In my experience, handing off a bunch of code from one team to another, without the two teams ever interacting, can very easily end up being very frustrating for the new team. Something that to one team is obvious and common sense, and therefore not worth documenting, can be completely baffling to another team.

I agree with toomuchpete that a high-level overview is key. Also, the high-level documentation should not just describe how the code is structured, but why it's structured that way. The new team will be able to figure out how the code works by reading the code and the comments, but if nobody ever writes down why it was written like that rather than some other way, the new team will have no way of knowing.

There is no such thing as too much documentation.

Nearly every programmer I know would disagree with this statement in general (in practice a lot of documentation is produced because management requests it, rather than an actual need for it), but I agree in this case. They aren't going to have any interaction with the new team, so if they leave something important the new team is out of luck. Ask for everything you can think of.
posted by burnmp3s at 2:22 PM on January 9, 2009


Response by poster: Oh I'm sorry I did not mean to imply that they would not have any interaction with the new team. We are working on a transition addendum giving us something like 20 hour of consulting with them and new team.

Dataset entries:
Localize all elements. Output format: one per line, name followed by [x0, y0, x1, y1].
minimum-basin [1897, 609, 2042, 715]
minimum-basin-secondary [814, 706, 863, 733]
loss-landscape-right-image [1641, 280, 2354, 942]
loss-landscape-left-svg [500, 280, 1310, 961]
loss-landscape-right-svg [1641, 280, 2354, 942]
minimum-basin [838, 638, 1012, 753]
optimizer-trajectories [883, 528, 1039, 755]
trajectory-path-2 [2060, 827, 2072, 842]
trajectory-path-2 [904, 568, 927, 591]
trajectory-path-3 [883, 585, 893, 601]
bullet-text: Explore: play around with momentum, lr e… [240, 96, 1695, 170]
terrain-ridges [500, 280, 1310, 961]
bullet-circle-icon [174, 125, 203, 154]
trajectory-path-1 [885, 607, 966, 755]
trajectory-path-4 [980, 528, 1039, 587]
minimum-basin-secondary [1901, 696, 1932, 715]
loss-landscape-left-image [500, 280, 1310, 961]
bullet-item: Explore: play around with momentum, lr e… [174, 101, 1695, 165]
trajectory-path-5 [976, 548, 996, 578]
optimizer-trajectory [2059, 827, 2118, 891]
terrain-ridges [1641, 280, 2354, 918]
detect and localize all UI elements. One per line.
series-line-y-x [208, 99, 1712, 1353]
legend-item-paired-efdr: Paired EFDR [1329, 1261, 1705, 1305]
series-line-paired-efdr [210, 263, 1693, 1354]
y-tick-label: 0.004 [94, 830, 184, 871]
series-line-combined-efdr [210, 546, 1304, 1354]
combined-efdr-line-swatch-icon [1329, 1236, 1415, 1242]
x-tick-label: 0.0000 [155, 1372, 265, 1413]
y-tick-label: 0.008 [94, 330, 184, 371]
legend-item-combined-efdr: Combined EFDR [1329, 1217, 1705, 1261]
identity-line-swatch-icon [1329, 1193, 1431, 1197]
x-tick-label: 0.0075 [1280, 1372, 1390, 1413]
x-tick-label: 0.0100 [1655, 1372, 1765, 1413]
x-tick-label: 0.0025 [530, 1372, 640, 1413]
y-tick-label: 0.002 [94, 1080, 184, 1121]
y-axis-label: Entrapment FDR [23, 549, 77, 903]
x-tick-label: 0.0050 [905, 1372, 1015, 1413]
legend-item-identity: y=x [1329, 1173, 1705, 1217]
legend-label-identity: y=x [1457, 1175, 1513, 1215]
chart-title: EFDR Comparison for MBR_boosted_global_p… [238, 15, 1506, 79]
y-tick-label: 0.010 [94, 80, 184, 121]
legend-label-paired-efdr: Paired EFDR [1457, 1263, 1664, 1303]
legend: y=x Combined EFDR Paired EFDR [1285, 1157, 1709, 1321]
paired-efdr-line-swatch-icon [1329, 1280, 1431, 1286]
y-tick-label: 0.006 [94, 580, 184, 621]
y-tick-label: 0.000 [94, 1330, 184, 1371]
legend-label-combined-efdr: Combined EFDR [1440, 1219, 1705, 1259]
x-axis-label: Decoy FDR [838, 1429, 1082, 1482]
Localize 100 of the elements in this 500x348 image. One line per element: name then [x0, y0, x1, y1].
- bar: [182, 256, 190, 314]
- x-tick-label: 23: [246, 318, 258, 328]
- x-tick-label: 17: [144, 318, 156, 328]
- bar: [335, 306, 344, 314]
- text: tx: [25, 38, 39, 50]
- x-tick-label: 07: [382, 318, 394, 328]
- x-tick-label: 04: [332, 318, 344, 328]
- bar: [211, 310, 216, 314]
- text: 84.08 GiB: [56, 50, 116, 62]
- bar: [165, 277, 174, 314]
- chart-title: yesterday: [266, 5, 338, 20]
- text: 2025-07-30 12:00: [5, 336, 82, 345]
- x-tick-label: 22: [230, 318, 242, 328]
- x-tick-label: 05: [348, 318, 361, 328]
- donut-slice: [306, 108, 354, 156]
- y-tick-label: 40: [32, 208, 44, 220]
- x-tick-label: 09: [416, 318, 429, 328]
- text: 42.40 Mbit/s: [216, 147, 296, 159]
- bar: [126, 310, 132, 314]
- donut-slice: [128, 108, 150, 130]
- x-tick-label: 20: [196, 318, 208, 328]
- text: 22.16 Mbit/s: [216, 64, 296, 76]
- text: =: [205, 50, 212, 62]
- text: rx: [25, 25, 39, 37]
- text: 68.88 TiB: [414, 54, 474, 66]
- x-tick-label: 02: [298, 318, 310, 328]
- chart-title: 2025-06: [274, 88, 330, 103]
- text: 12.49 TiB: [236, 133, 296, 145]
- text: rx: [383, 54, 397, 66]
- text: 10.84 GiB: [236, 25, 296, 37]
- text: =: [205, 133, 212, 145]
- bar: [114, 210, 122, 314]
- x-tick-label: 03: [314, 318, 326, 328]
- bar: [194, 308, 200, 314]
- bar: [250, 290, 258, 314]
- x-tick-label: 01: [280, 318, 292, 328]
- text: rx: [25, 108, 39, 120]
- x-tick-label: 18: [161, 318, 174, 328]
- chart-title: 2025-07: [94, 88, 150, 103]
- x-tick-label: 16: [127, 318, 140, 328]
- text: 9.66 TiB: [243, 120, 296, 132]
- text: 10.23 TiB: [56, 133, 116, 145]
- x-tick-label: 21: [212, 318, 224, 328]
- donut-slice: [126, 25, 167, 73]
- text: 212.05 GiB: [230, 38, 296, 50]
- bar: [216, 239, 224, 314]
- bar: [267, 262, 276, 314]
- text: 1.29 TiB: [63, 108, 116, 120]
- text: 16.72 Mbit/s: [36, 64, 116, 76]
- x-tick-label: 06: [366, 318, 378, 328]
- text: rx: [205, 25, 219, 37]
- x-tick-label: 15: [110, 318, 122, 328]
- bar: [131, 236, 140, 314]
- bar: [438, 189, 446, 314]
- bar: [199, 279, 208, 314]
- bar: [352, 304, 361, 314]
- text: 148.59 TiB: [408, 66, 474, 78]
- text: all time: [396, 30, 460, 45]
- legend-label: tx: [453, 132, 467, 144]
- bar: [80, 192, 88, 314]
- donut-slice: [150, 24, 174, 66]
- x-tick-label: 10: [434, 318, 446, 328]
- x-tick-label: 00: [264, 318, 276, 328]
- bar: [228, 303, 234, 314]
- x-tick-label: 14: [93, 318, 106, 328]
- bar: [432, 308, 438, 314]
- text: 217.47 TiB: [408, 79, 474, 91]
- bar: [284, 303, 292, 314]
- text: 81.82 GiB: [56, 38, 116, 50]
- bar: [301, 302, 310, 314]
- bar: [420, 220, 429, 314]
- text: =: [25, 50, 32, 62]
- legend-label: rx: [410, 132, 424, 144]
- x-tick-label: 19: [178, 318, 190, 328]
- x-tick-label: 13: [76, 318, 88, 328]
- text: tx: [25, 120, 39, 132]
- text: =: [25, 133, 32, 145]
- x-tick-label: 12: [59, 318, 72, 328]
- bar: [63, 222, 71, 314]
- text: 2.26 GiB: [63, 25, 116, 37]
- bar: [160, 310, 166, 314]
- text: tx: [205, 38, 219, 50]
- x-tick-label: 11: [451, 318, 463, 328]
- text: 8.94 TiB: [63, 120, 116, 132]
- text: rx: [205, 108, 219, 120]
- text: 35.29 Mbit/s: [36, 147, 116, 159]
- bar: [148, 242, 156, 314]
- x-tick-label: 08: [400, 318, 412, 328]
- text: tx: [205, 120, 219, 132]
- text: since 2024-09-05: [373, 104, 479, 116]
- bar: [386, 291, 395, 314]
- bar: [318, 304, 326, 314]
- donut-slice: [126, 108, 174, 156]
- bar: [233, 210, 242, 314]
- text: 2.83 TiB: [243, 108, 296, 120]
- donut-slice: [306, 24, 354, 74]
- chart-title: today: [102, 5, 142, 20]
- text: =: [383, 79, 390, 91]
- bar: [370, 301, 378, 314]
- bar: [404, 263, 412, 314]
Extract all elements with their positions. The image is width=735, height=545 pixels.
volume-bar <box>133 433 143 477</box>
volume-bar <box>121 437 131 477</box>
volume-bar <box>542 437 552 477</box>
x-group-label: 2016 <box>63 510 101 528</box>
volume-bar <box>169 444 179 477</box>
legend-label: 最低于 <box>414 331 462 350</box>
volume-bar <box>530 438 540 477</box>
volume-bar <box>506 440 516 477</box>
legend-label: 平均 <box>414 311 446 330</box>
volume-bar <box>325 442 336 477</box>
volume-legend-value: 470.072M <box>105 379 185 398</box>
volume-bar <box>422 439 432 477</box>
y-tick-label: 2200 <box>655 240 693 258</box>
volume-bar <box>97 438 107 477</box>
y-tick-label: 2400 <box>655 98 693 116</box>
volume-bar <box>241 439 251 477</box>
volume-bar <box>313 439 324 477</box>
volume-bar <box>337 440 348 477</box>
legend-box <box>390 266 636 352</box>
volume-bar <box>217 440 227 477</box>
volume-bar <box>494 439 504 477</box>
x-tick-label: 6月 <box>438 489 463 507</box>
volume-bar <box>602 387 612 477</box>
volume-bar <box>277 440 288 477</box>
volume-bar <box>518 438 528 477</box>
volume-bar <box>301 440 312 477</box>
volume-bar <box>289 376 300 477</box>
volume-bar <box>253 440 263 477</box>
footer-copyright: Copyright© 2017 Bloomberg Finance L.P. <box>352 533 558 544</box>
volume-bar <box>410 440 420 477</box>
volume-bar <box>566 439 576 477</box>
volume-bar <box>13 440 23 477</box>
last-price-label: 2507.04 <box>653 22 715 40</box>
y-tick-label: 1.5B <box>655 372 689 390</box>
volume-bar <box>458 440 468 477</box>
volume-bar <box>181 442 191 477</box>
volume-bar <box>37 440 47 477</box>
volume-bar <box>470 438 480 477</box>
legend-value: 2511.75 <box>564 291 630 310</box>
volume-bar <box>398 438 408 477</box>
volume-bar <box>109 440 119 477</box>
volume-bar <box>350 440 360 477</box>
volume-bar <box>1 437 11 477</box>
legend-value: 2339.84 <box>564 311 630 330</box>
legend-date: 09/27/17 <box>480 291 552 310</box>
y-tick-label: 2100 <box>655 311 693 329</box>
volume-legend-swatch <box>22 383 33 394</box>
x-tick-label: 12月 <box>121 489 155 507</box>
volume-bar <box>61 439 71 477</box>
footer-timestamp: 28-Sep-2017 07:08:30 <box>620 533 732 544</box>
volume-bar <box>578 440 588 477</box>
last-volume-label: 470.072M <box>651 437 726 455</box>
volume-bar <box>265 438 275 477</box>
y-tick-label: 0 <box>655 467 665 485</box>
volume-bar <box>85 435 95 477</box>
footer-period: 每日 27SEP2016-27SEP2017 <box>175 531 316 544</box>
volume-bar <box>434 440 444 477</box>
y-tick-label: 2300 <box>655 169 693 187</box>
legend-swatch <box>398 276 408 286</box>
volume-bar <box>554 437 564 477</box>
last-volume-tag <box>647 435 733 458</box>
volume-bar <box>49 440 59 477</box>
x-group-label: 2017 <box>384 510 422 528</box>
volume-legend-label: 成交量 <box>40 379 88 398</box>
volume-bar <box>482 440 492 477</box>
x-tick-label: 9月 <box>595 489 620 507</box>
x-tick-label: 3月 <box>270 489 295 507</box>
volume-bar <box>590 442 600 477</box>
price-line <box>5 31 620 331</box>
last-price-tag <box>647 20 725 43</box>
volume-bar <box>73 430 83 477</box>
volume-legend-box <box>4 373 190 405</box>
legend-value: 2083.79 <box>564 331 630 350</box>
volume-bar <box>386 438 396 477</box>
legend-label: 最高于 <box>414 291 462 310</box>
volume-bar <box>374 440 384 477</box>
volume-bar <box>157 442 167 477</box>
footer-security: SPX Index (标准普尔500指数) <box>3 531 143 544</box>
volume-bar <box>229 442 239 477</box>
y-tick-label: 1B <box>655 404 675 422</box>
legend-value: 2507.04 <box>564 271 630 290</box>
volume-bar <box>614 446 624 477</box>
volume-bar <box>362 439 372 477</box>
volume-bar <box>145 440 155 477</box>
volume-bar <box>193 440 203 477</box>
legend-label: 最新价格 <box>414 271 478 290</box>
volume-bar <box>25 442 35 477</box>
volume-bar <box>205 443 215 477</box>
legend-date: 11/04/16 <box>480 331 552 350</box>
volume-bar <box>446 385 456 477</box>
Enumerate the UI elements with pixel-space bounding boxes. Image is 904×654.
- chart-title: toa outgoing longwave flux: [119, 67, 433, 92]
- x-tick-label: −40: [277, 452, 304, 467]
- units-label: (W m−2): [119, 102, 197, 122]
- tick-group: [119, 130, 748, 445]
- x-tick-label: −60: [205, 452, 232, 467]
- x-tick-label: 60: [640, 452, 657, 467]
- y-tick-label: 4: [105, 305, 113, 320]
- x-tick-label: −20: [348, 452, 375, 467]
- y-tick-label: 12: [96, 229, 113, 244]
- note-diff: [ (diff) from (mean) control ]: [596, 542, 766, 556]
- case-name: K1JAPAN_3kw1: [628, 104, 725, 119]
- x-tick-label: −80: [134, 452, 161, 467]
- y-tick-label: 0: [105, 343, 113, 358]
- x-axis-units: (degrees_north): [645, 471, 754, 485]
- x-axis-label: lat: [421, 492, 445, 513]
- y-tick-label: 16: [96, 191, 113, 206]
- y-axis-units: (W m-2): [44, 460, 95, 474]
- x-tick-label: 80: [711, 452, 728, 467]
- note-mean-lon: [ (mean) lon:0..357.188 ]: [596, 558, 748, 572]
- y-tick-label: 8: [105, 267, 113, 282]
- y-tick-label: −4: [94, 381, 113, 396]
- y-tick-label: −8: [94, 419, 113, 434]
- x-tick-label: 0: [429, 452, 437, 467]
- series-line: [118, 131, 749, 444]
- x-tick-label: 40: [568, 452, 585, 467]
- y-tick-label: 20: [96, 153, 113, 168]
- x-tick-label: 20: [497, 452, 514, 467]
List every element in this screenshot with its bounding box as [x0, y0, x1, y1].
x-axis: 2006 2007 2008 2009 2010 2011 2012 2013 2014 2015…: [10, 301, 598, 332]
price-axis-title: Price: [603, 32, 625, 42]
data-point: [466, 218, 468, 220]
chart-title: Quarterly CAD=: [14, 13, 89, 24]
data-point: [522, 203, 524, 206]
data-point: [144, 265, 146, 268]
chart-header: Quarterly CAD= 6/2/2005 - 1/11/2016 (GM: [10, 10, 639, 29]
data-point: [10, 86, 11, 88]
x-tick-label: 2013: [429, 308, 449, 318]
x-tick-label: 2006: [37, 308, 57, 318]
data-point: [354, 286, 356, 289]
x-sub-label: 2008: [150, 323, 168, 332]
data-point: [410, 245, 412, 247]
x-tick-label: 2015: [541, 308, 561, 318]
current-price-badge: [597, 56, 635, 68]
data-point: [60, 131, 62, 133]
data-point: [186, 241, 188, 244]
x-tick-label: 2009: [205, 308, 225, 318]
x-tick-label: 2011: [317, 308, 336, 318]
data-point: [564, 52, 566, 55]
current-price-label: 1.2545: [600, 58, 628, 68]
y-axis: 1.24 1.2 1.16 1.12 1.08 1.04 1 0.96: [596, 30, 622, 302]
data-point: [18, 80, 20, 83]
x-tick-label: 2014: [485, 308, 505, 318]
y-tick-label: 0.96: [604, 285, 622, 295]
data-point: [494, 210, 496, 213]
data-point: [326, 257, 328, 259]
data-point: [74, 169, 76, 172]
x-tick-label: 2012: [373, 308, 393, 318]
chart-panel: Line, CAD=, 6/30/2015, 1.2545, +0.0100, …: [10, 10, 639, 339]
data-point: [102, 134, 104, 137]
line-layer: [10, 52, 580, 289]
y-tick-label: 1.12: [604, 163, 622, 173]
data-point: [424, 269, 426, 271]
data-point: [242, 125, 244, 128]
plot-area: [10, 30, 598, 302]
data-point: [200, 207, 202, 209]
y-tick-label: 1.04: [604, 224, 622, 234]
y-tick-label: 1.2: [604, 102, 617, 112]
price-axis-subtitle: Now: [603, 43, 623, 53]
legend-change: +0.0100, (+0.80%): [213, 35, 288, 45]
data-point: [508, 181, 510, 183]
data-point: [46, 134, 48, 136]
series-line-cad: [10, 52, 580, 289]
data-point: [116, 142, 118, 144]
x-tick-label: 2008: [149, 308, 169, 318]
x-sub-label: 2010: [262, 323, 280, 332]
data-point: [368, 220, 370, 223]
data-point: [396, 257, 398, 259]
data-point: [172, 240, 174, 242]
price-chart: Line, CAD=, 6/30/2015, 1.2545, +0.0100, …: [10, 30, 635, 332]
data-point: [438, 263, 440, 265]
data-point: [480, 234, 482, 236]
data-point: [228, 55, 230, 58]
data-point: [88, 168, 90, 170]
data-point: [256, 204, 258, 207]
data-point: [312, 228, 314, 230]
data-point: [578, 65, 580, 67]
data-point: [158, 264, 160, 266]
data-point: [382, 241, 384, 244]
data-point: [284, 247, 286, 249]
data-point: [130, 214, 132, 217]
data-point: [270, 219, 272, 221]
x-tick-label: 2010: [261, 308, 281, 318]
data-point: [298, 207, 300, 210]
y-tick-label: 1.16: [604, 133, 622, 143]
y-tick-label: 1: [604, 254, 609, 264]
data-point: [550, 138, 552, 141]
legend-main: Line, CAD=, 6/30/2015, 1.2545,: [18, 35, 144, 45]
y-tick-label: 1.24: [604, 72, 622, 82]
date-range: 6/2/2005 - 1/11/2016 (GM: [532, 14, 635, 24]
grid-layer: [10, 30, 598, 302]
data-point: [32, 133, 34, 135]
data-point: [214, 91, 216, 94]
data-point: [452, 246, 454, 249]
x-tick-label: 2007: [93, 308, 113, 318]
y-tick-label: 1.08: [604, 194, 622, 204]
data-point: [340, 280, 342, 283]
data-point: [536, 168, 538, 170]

Problem A: According to the code handoff post, what should the high-level documentation describe in addition to how the code is structured?
Problem B: Write out the code handoff post between "Response by poster: Oh" and "and new team.", inclusive.
The records have no connection to the code handoff post.

Final answer A: Why the code is structured that way.

Final answer B:
Response by poster: Oh I'm sorry I did not mean to imply that they would not have any interaction with the new team. We are working on a transition addendum giving us something like 20 hour of consulting with them and new team.